Copy everything in the listing below word for word, apart from any images.

═══ DATA FOR THIS EXERCISE ═══

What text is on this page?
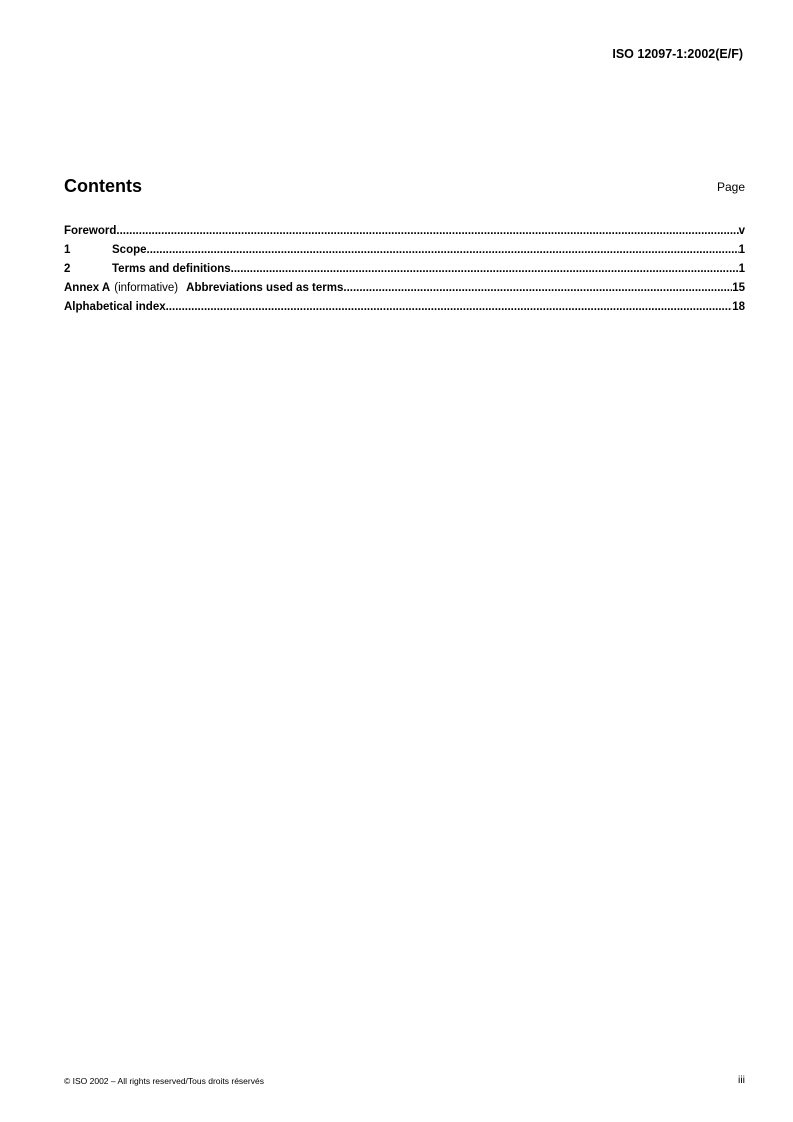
ISO 12097-1:2002(E/F)
Contents	Page
Foreword .....	v
1	Scope .....	1
2	Terms and definitions .....	1
Annex A (informative) Abbreviations used as terms .....	15
Alphabetical index .....	18
© ISO 2002 – All rights reserved/Tous droits réservés	iii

═══

◆ OUTPUT OF THE TASK ◆
What text is on this page?
ISO 12097-1:2002(E/F)
Contents	Page
Foreword .....	v
1	Scope .....	1
2	Terms and definitions .....	1
Annex A (informative) Abbreviations used as terms .....	15
Alphabetical index .....	18
© ISO 2002 – All rights reserved/Tous droits réservés	iii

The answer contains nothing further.